Collect every line in the records below that contains the word "derivation".

>> begin ITEMS

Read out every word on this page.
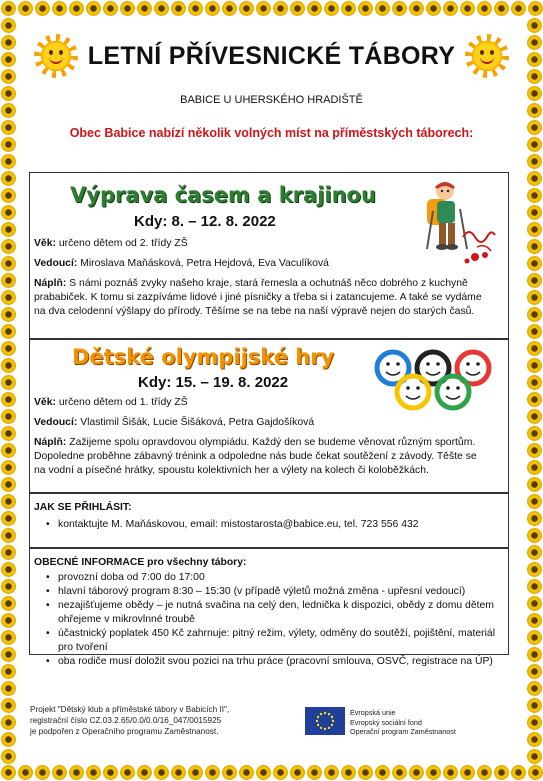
LETNÍ PŘÍVESNICKÉ TÁBORY
BABICE U UHERSKÉHO HRADIŠTĚ
Obec Babice nabízí několik volných míst na příměstských táborech:
Výprava časem a krajinou
Kdy: 8. – 12. 8. 2022
Věk: určeno dětem od 2. třídy ZŠ
Vedoucí: Miroslava Maňásková, Petra Hejdová, Eva Vaculíková
Náplň: S námi poznáš zvyky našeho kraje, stará řemesla a ochutnáš něco dobrého z kuchyně
prababiček. K tomu si zazpíváme lidové i jiné písničky a třeba si i zatancujeme. A také se vydáme
na dva celodenní výšlapy do přírody. Těšíme se na tebe na naší výpravě nejen do starých časů.
Dětské olympijské hry
Kdy: 15. – 19. 8. 2022
Věk: určeno dětem od 1. třídy ZŠ
Vedoucí: Vlastimil Šišák, Lucie Šišáková, Petra Gajdošíková
Náplň: Zažijeme spolu opravdovou olympiádu. Každý den se budeme věnovat různým sportům.
Dopoledne proběhne zábavný trénink a odpoledne nás bude čekat soutěžení z závody. Těšte se
na vodní a písečné hrátky, spoustu kolektivních her a výlety na kolech či koloběžkách.
JAK SE PŘIHLÁSIT:
• kontaktujte M. Maňáskovou, email: mistostarosta@babice.eu, tel. 723 556 432
OBECNÉ INFORMACE pro všechny tábory:
• provozní doba od 7:00 do 17:00
• hlavní táborový program 8:30 – 15:30 (v případě výletů možná změna - upřesní vedoucí)
• nezajišťujeme obědy – je nutná svačina na celý den, lednička k dispozici, obědy z domu dětem ohřejeme v mikrovlnné troubě
• účastnický poplatek 450 Kč zahrnuje: pitný režim, výlety, odměny do soutěží, pojištění, materiál pro tvoření
• oba rodiče musí doložit svou pozici na trhu práce (pracovní smlouva, OSVČ, registrace na ÚP)
Projekt "Dětský klub a příměstské tábory v Babicích II",
registrační číslo CZ.03.2.65/0.0/0.0/16_047/0015925
je podpořen z Operačního programu Zaměstnanost.
Evropská unie
Evropský sociální fond
Operační program Zaměstnanost
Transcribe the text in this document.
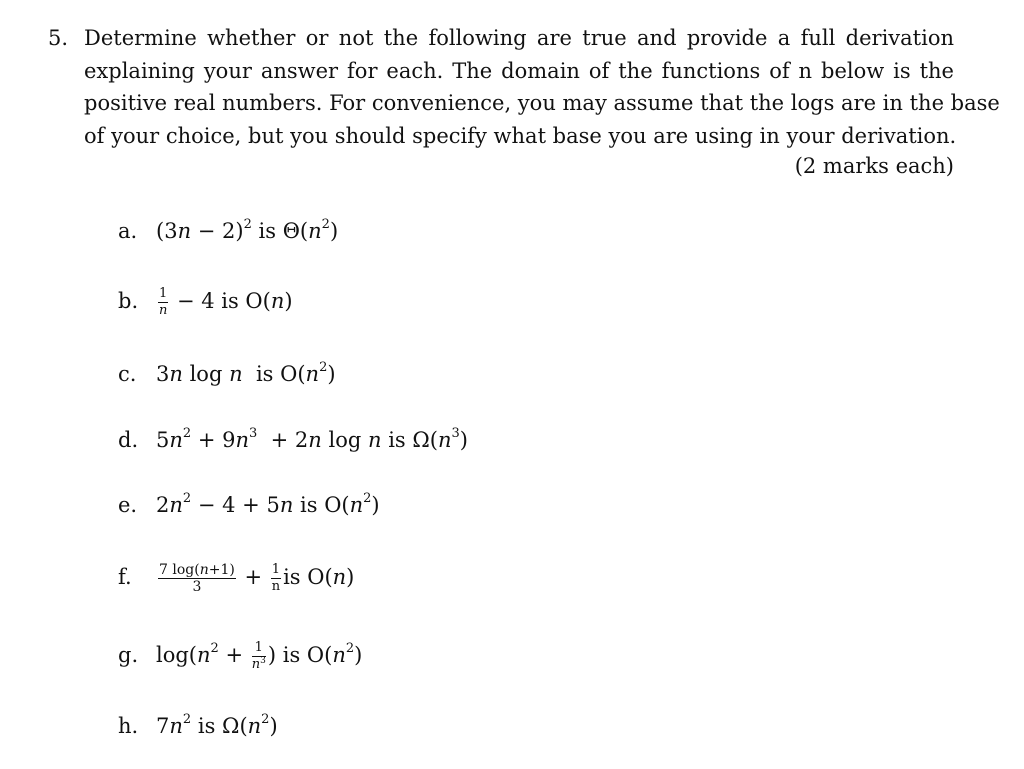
5. Determine whether or not the following are true and provide a full derivation
explaining your answer for each. The domain of the functions of n below is the
positive real numbers. For convenience, you may assume that the logs are in the base
of your choice, but you should specify what base you are using in your derivation.
(2 marks each)
a. $(3n - 2)^2$ is $\Theta(n^2)$
b. $\frac{1}{n} - 4$ is O(n)
c. 3n log n  is $O(n^2)$
d. $5n^2 + 9n^3 + 2n$ log n is $\Omega(n^3)$
e. $2n^2 - 4 + 5n$ is $O(n^2)$
f. $\frac{7 \log(n+1)}{3} + \frac{1}{n}$ is O(n)
g. $\log(n^2 + \frac{1}{n^3}$ ) is $O(n^2)$
h. $7n^2$ is $\Omega(n^2)$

>> end ITEMS

### THE OUTPUT
5. Determine whether or not the following are true and provide a full derivation
of your choice, but you should specify what base you are using in your derivation.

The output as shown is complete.